▶ **Given records**:
◇ ◇ ◇ ◇ ◇ ◇ ◇

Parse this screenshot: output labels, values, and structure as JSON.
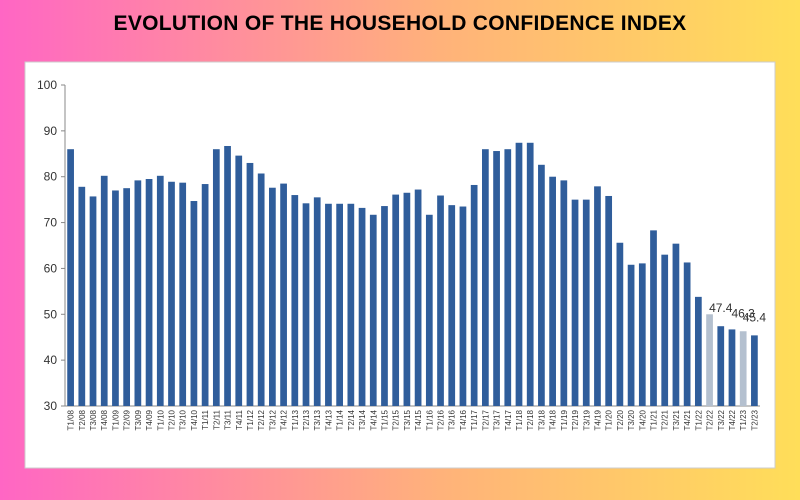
{
  "chart_data": {
    "type": "bar",
    "title": "EVOLUTION OF THE HOUSEHOLD CONFIDENCE INDEX",
    "categories": [
      "T1/08",
      "T2/08",
      "T3/08",
      "T4/08",
      "T1/09",
      "T2/09",
      "T3/09",
      "T4/09",
      "T1/10",
      "T2/10",
      "T3/10",
      "T4/10",
      "T1/11",
      "T2/11",
      "T3/11",
      "T4/11",
      "T1/12",
      "T2/12",
      "T3/12",
      "T4/12",
      "T1/13",
      "T2/13",
      "T3/13",
      "T4/13",
      "T1/14",
      "T2/14",
      "T3/14",
      "T4/14",
      "T1/15",
      "T2/15",
      "T3/15",
      "T4/15",
      "T1/16",
      "T2/16",
      "T3/16",
      "T4/16",
      "T1/17",
      "T2/17",
      "T3/17",
      "T4/17",
      "T1/18",
      "T2/18",
      "T3/18",
      "T4/18",
      "T1/19",
      "T2/19",
      "T3/19",
      "T4/19",
      "T1/20",
      "T2/20",
      "T3/20",
      "T4/20",
      "T1/21",
      "T2/21",
      "T3/21",
      "T4/21",
      "T1/22",
      "T2/22",
      "T3/22",
      "T4/22",
      "T1/23",
      "T2/23"
    ],
    "values": [
      86,
      77.8,
      75.7,
      80.2,
      77,
      77.5,
      79.2,
      79.5,
      80.2,
      78.9,
      78.7,
      74.7,
      78.4,
      86,
      86.7,
      84.6,
      83,
      80.7,
      77.6,
      78.5,
      76,
      74.2,
      75.5,
      74.1,
      74.1,
      74.1,
      73.2,
      71.7,
      73.6,
      76.1,
      76.5,
      77.2,
      71.7,
      75.9,
      73.8,
      73.5,
      78.2,
      86,
      85.6,
      86,
      87.4,
      87.4,
      82.6,
      80,
      79.2,
      75,
      75,
      77.9,
      75.8,
      65.6,
      60.8,
      61.1,
      68.3,
      63,
      65.4,
      61.3,
      53.8,
      50,
      47.4,
      46.7,
      46.3,
      45.4
    ],
    "value_labels": [
      null,
      null,
      null,
      null,
      null,
      null,
      null,
      null,
      null,
      null,
      null,
      null,
      null,
      null,
      null,
      null,
      null,
      null,
      null,
      null,
      null,
      null,
      null,
      null,
      null,
      null,
      null,
      null,
      null,
      null,
      null,
      null,
      null,
      null,
      null,
      null,
      null,
      null,
      null,
      null,
      null,
      null,
      null,
      null,
      null,
      null,
      null,
      null,
      null,
      null,
      null,
      null,
      null,
      null,
      null,
      null,
      null,
      null,
      "47.4",
      null,
      "46.3",
      "45.4"
    ],
    "colors": [
      "#2f5d9b",
      "#2f5d9b",
      "#2f5d9b",
      "#2f5d9b",
      "#2f5d9b",
      "#2f5d9b",
      "#2f5d9b",
      "#2f5d9b",
      "#2f5d9b",
      "#2f5d9b",
      "#2f5d9b",
      "#2f5d9b",
      "#2f5d9b",
      "#2f5d9b",
      "#2f5d9b",
      "#2f5d9b",
      "#2f5d9b",
      "#2f5d9b",
      "#2f5d9b",
      "#2f5d9b",
      "#2f5d9b",
      "#2f5d9b",
      "#2f5d9b",
      "#2f5d9b",
      "#2f5d9b",
      "#2f5d9b",
      "#2f5d9b",
      "#2f5d9b",
      "#2f5d9b",
      "#2f5d9b",
      "#2f5d9b",
      "#2f5d9b",
      "#2f5d9b",
      "#2f5d9b",
      "#2f5d9b",
      "#2f5d9b",
      "#2f5d9b",
      "#2f5d9b",
      "#2f5d9b",
      "#2f5d9b",
      "#2f5d9b",
      "#2f5d9b",
      "#2f5d9b",
      "#2f5d9b",
      "#2f5d9b",
      "#2f5d9b",
      "#2f5d9b",
      "#2f5d9b",
      "#2f5d9b",
      "#2f5d9b",
      "#2f5d9b",
      "#2f5d9b",
      "#2f5d9b",
      "#2f5d9b",
      "#2f5d9b",
      "#2f5d9b",
      "#2f5d9b",
      "#b4c0cf",
      "#2f5d9b",
      "#2f5d9b",
      "#b4c0cf",
      "#2f5d9b"
    ],
    "ylim": [
      30,
      100
    ],
    "yticks": [
      30,
      40,
      50,
      60,
      70,
      80,
      90,
      100
    ],
    "grid": false
  }
}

◇ ◇ ◇ ◇ ◇ ◇ ◇

▶ **Set problem**:
Copy out all lines where the word "values" appears.

▶ **Full response**:
Parse this screenshot: output labels, values, and structure as JSON.
    "values": [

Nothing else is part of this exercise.